- _Provided data_
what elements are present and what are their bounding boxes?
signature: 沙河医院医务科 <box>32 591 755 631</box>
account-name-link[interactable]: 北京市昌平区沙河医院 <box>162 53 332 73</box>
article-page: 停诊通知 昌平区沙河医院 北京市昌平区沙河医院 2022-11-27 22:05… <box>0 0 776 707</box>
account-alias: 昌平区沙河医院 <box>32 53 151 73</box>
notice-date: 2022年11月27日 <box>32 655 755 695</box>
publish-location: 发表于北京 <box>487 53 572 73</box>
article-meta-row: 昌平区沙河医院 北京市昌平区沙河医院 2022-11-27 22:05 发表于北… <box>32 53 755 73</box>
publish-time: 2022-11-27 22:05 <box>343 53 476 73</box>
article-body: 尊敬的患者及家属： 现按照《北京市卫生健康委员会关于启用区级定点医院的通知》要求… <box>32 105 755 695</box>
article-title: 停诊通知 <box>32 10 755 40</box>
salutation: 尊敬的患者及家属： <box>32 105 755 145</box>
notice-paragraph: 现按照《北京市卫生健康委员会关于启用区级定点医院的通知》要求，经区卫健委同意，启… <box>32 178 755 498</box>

- _Given exercise_
Rewrite the records from the beginning through the line containing "notice-date: 2022年11月27日 <box>32", putting "account-nickname" in place of "account-alias" and leaving everything else unchanged. Give only those lines.

- _Exercise output_
what elements are present and what are their bounding boxes?
signature: 沙河医院医务科 <box>32 591 755 631</box>
account-name-link[interactable]: 北京市昌平区沙河医院 <box>162 53 332 73</box>
article-page: 停诊通知 昌平区沙河医院 北京市昌平区沙河医院 2022-11-27 22:05… <box>0 0 776 707</box>
account-nickname: 昌平区沙河医院 <box>32 53 151 73</box>
notice-date: 2022年11月27日 <box>32 655 755 695</box>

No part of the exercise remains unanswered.